**PROBLEM DETAILS:** Quote the whole listing verbatim.

━━━━

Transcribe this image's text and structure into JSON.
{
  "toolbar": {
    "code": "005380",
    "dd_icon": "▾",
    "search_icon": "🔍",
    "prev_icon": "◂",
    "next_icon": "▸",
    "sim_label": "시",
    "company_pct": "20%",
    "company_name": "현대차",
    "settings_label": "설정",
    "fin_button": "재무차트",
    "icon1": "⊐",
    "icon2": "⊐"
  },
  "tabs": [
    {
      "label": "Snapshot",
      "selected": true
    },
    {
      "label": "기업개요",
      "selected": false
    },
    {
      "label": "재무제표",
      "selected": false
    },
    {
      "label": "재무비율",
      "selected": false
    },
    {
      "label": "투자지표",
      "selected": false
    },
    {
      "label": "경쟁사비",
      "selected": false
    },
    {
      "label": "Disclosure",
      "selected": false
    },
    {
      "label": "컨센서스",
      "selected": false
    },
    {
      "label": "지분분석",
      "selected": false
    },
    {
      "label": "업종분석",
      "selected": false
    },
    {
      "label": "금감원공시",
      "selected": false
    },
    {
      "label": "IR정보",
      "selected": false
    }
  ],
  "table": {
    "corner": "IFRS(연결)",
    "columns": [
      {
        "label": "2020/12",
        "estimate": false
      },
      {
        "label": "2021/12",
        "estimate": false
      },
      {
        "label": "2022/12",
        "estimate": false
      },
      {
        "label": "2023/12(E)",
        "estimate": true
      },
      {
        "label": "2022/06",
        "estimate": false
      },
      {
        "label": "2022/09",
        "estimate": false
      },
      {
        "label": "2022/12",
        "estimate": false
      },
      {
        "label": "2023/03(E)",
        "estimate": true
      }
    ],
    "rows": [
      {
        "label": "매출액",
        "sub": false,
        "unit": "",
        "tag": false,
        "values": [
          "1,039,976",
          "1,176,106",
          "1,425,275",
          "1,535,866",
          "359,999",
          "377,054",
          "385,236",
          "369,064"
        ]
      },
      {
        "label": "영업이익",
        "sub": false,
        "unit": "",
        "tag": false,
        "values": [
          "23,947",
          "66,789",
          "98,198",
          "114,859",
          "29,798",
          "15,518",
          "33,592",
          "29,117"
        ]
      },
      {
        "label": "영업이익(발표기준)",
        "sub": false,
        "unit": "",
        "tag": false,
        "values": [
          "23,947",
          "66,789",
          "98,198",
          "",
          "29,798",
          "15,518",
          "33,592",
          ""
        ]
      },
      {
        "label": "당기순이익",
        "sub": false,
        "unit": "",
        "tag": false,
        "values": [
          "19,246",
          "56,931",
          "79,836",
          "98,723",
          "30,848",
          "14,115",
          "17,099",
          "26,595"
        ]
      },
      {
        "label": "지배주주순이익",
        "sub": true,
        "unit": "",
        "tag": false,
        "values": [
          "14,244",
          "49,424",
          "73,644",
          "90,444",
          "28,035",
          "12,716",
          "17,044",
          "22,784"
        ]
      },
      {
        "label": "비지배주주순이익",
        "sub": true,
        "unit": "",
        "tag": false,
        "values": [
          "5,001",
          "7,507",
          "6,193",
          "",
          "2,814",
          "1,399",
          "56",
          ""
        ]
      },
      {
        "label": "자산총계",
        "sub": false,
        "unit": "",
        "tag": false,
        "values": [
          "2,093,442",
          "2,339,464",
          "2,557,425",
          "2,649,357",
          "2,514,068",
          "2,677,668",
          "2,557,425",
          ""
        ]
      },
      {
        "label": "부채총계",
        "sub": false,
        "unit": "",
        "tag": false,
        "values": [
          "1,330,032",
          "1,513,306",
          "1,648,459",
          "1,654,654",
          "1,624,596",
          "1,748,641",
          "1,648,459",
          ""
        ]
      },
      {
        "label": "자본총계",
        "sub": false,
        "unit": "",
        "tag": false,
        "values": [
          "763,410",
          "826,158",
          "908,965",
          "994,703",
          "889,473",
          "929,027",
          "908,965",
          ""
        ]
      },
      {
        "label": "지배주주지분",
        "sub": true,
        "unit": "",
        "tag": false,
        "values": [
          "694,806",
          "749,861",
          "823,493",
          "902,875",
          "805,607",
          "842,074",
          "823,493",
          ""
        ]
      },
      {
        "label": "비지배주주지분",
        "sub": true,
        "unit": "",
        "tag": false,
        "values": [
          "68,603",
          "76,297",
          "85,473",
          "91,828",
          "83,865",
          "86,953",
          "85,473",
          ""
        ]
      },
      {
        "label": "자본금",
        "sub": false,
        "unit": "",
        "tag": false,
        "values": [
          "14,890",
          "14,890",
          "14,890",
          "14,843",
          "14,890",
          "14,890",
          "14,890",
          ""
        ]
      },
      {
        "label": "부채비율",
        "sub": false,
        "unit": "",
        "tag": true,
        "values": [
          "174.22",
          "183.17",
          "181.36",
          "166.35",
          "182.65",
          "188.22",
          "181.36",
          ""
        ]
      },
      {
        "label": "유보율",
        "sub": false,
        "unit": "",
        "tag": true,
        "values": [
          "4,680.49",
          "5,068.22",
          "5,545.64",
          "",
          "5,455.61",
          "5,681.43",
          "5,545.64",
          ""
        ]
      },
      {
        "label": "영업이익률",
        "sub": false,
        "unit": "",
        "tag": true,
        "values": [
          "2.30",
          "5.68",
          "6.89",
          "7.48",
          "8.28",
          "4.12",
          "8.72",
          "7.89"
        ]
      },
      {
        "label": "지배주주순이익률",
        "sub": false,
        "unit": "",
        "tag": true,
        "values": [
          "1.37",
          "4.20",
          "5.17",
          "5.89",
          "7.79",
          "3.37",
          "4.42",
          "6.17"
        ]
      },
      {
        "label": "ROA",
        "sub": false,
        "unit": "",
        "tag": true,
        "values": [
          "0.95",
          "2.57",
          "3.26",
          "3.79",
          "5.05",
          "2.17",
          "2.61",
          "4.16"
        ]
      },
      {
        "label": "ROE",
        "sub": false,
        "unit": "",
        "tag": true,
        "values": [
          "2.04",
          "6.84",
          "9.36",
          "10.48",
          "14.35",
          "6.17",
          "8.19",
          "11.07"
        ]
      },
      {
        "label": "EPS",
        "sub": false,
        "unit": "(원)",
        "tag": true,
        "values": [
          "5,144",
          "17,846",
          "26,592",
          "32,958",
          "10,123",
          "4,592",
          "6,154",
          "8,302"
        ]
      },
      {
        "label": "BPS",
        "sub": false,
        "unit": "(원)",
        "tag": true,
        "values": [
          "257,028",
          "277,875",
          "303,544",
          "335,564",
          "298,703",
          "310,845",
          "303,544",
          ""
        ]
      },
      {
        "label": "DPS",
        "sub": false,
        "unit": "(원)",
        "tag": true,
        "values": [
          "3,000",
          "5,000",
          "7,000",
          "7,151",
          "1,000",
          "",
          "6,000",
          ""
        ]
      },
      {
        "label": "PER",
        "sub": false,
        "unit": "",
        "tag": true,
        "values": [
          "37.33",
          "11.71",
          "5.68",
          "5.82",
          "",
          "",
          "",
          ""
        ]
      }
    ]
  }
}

━━━━

**CORRECT ANSWER:**
Transcribe this image's text and structure into JSON.
{
  "toolbar": {
    "code": "005380",
    "dd_icon": "▾",
    "search_icon": "🔍",
    "prev_icon": "◂",
    "next_icon": "▸",
    "sim_label": "시",
    "company_pct": "20%",
    "company_name": "현대차",
    "settings_label": "설정",
    "fin_button": "재무차트",
    "icon1": "⊐",
    "icon2": "⊐"
  },
  "tabs": [
    {
      "label": "Snapshot",
      "selected": true
    },
    {
      "label": "기업개요",
      "selected": false
    },
    {
      "label": "재무제표",
      "selected": false
    },
    {
      "label": "재무비율",
      "selected": false
    },
    {
      "label": "투자지표",
      "selected": false
    },
    {
      "label": "경쟁사비",
      "selected": false
    },
    {
      "label": "Disclosure",
      "selected": false
    },
    {
      "label": "컨센서스",
      "selected": false
    },
    {
      "label": "지분분석",
      "selected": false
    },
    {
      "label": "업종분석",
      "selected": false
    },
    {
      "label": "금감원공시",
      "selected": false
    },
    {
      "label": "IR정보",
      "selected": false
    }
  ],
  "table": {
    "corner": "IFRS(연결)",
    "columns": [
      {
        "label": "2020/12",
        "estimate": false
      },
      {
        "label": "2021/12",
        "estimate": false
      },
      {
        "label": "2022/12",
        "estimate": false
      },
      {
        "label": "2023/12(E)",
        "estimate": true
      },
      {
        "label": "2022/06",
        "estimate": false
      },
      {
        "label": "2022/09",
        "estimate": false
      },
      {
        "label": "2022/12",
        "estimate": false
      },
      {
        "label": "2023/03(E)",
        "estimate": true
      }
    ],
    "rows": [
      {
        "label": "매출액",
        "sub": false,
        "unit": "",
        "tag": false,
        "values": [
          "1,039,976",
          "1,176,106",
          "1,425,275",
          "1,535,866",
          "359,999",
          "377,054",
          "385,236",
          "369,064"
        ]
      },
      {
        "label": "영업이익",
        "sub": false,
        "unit": "",
        "tag": false,
        "values": [
          "23,947",
          "66,789",
          "98,198",
          "114,859",
          "29,798",
          "15,518",
          "33,592",
          "29,117"
        ]
      },
      {
        "label": "영업이익(발표기준)",
        "sub": false,
        "unit": "",
        "tag": false,
        "values": [
          "23,947",
          "66,789",
          "98,198",
          "",
          "29,798",
          "15,518",
          "33,592",
          ""
        ]
      },
      {
        "label": "당기순이익",
        "sub": false,
        "unit": "",
        "tag": false,
        "values": [
          "19,246",
          "56,931",
          "79,836",
          "98,723",
          "30,848",
          "14,115",
          "17,099",
          "26,595"
        ]
      },
      {
        "label": "지배주주순이익",
        "sub": true,
        "unit": "",
        "tag": false,
        "values": [
          "14,244",
          "49,424",
          "73,644",
          "90,444",
          "28,035",
          "12,716",
          "17,044",
          "22,784"
        ]
      },
      {
        "label": "비지배주주순이익",
        "sub": true,
        "unit": "",
        "tag": false,
        "values": [
          "5,001",
          "7,507",
          "6,193",
          "",
          "2,814",
          "1,399",
          "56",
          ""
        ]
      },
      {
        "label": "자산총계",
        "sub": false,
        "unit": "",
        "tag": false,
        "values": [
          "2,093,442",
          "2,339,464",
          "2,557,425",
          "2,649,357",
          "2,514,068",
          "2,677,668",
          "2,557,425",
          ""
        ]
      },
      {
        "label": "부채총계",
        "sub": false,
        "unit": "",
        "tag": false,
        "values": [
          "1,330,032",
          "1,513,306",
          "1,648,459",
          "1,654,654",
          "1,624,596",
          "1,748,641",
          "1,648,459",
          ""
        ]
      },
      {
        "label": "자본총계",
        "sub": false,
        "unit": "",
        "tag": false,
        "values": [
          "763,410",
          "826,158",
          "908,965",
          "994,703",
          "889,473",
          "929,027",
          "908,965",
          ""
        ]
      },
      {
        "label": "지배주주지분",
        "sub": true,
        "unit": "",
        "tag": false,
        "values": [
          "694,806",
          "749,861",
          "823,493",
          "902,875",
          "805,607",
          "842,074",
          "823,493",
          ""
        ]
      },
      {
        "label": "비지배주주지분",
        "sub": true,
        "unit": "",
        "tag": false,
        "values": [
          "68,603",
          "76,297",
          "85,473",
          "91,828",
          "83,865",
          "86,953",
          "85,473",
          ""
        ]
      },
      {
        "label": "자본금",
        "sub": false,
        "unit": "",
        "tag": false,
        "values": [
          "14,890",
          "14,890",
          "14,890",
          "14,843",
          "14,890",
          "14,890",
          "14,890",
          ""
        ]
      },
      {
        "label": "부채비율",
        "sub": false,
        "unit": "",
        "tag": true,
        "values": [
          "174.22",
          "183.17",
          "181.36",
          "166.35",
          "182.65",
          "188.22",
          "181.36",
          ""
        ]
      },
      {
        "label": "유보율",
        "sub": false,
        "unit": "",
        "tag": true,
        "values": [
          "4,680.49",
          "5,068.22",
          "5,545.64",
          "",
          "5,455.61",
          "5,681.43",
          "5,545.64",
          ""
        ]
      },
      {
        "label": "영업이익률",
        "sub": false,
        "unit": "",
        "tag": true,
        "values": [
          "2.30",
          "5.68",
          "6.89",
          "7.48",
          "8.28",
          "4.12",
          "8.72",
          "7.89"
        ]
      },
      {
        "label": "지배주주순이익률",
        "sub": false,
        "unit": "",
        "tag": true,
        "values": [
          "1.37",
          "4.20",
          "5.17",
          "5.89",
          "7.79",
          "3.37",
          "4.42",
          "6.17"
        ]
      },
      {
        "label": "ROA",
        "sub": false,
        "unit": "",
        "tag": true,
        "values": [
          "0.95",
          "2.57",
          "3.26",
          "3.79",
          "5.05",
          "2.17",
          "2.61",
          "4.16"
        ]
      },
      {
        "label": "ROE",
        "sub": false,
        "unit": "",
        "tag": true,
        "values": [
          "2.04",
          "6.84",
          "9.36",
          "10.48",
          "14.35",
          "6.17",
          "8.19",
          "11.07"
        ]
      },
      {
        "label": "EPS",
        "sub": false,
        "unit": "(원)",
        "tag": true,
        "values": [
          "5,144",
          "17,846",
          "26,592",
          "32,958",
          "10,123",
          "4,592",
          "6,154",
          "8,302"
        ]
      },
      {
        "label": "BPS",
        "sub": false,
        "unit": "(원)",
        "tag": true,
        "values": [
          "257,028",
          "277,875",
          "303,544",
          "335,564",
          "298,703",
          "310,845",
          "303,544",
          ""
        ]
      },
      {
        "label": "DPS",
        "sub": false,
        "unit": "(원)",
        "tag": true,
        "values": [
          "3,000",
          "5,000",
          "7,000",
          "7,151",
          "1,000",
          "",
          "6,000",
          ""
        ]
      },
      {
        "label": "PER",
        "sub": false,
        "unit": "",
        "tag": true,
        "values": [
          "37.33",
          "11.71",
          "5.68",
          "5.82",
          "",
          "",
          "",
          ""
        ]
      }
    ]
  }
}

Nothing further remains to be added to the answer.